• _Directions_
Put the lines below into a Markdown table with two columns, No. and Line, giving each line its row number. Leave out blank lines and the pictures.

• _Material for this task_
━━━━━━━━━━━━━━━━━━━━

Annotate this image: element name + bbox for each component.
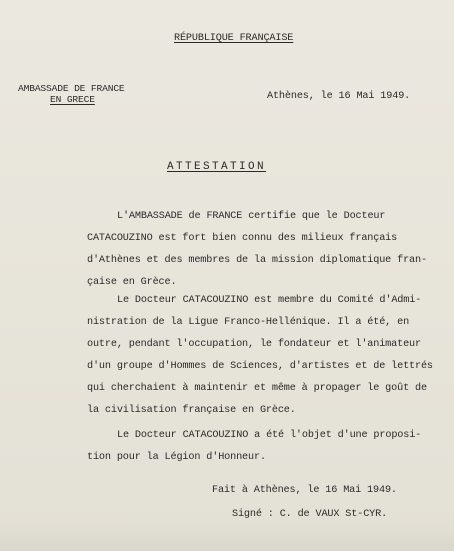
body-line-3: d'Athènes et des membres de la mission diplomatique fran- (87, 255, 427, 266)
body-line-12: tion pour la Légion d'Honneur. (87, 452, 266, 463)
body-line-10: la civilisation française en Grèce. (87, 405, 296, 416)
republic-header: RÉPUBLIQUE FRANÇAISE (174, 33, 294, 44)
body-line-4: çaise en Grèce. (87, 277, 177, 288)
body-line-5: Le Docteur CATACOUZINO est membre du Comité d'Admi- (117, 295, 422, 306)
date-line: Athènes, le 16 Mai 1949. (267, 91, 411, 102)
document-heading: ATTESTATION (167, 161, 267, 173)
body-line-6: nistration de la Ligue Franco-Hellénique. Il a été, en (87, 317, 410, 328)
body-line-2: CATACOUZINO est fort bien connu des milieux français (87, 233, 398, 244)
signature-line: Signé : C. de VAUX St-CYR. (232, 509, 388, 520)
paper-shading (0, 520, 454, 551)
closing-place-date: Fait à Athènes, le 16 Mai 1949. (212, 485, 397, 496)
body-line-11: Le Docteur CATACOUZINO a été l'objet d'une proposi- (117, 430, 422, 441)
body-line-8: d'un groupe d'Hommes de Sciences, d'artistes et de lettrés (87, 361, 433, 372)
embassy-name-line1: AMBASSADE DE FRANCE (18, 83, 125, 94)
embassy-name-line2: EN GRECE (50, 94, 95, 105)
body-line-9: qui cherchaient à maintenir et même à propager le goût de (87, 383, 427, 394)
body-line-1: L'AMBASSADE de FRANCE certifie que le Docteur (117, 211, 386, 222)
body-line-7: outre, pendant l'occupation, le fondateur et l'animateur (87, 339, 421, 350)
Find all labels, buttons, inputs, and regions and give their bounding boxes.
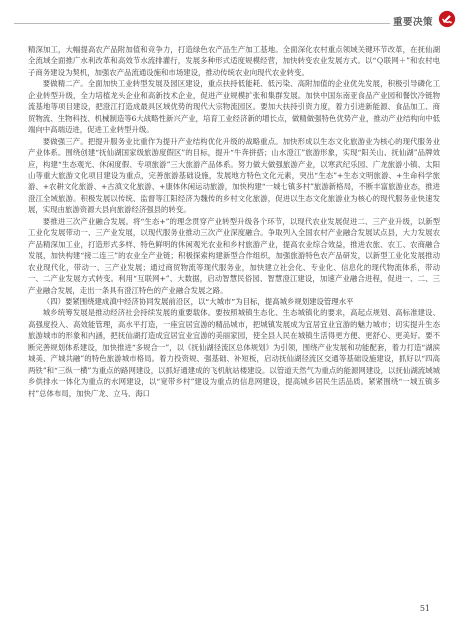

━━━━━━━━━━━━━━━━━━━━

• _Written reply_
| No. | Line |
|---|---|
| 1 | Annotate this image: element name + bbox for each component. |
| 2 | body-line-3: d'Athènes et des membres de la mission diplomatique fran- (87, 255, 427, 266) |
| 3 | body-line-12: tion pour la Légion d'Honneur. (87, 452, 266, 463) |
| 4 | body-line-10: la civilisation française en Grèce. (87, 405, 296, 416) |
| 5 | republic-header: RÉPUBLIQUE FRANÇAISE (174, 33, 294, 44) |
| 6 | body-line-4: çaise en Grèce. (87, 277, 177, 288) |
| 7 | body-line-5: Le Docteur CATACOUZINO est membre du Comité d'Admi- (117, 295, 422, 306) |
| 8 | date-line: Athènes, le 16 Mai 1949. (267, 91, 411, 102) |
| 9 | document-heading: ATTESTATION (167, 161, 267, 173) |
| 10 | body-line-6: nistration de la Ligue Franco-Hellénique. Il a été, en (87, 317, 410, 328) |
| 11 | body-line-2: CATACOUZINO est fort bien connu des milieux français (87, 233, 398, 244) |
| 12 | signature-line: Signé : C. de VAUX St-CYR. (232, 509, 388, 520) |
| 13 | paper-shading (0, 520, 454, 551) |
| 14 | closing-place-date: Fait à Athènes, le 16 Mai 1949. (212, 485, 397, 496) |
| 15 | body-line-11: Le Docteur CATACOUZINO a été l'objet d'une proposi- (117, 430, 422, 441) |
| 16 | body-line-8: d'un groupe d'Hommes de Sciences, d'artistes et de lettrés (87, 361, 433, 372) |
| 17 | embassy-name-line1: AMBASSADE DE FRANCE (18, 83, 125, 94) |
| 18 | embassy-name-line2: EN GRECE (50, 94, 95, 105) |
| 19 | body-line-9: qui cherchaient à maintenir et même à propager le goût de (87, 383, 427, 394) |
| 20 | body-line-1: L'AMBASSADE de FRANCE certifie que le Docteur (117, 211, 386, 222) |
| 21 | body-line-7: outre, pendant l'occupation, le fondateur et l'animateur (87, 339, 421, 350) |
| 22 | Find all labels, buttons, inputs, and regions and give their bounding boxes. |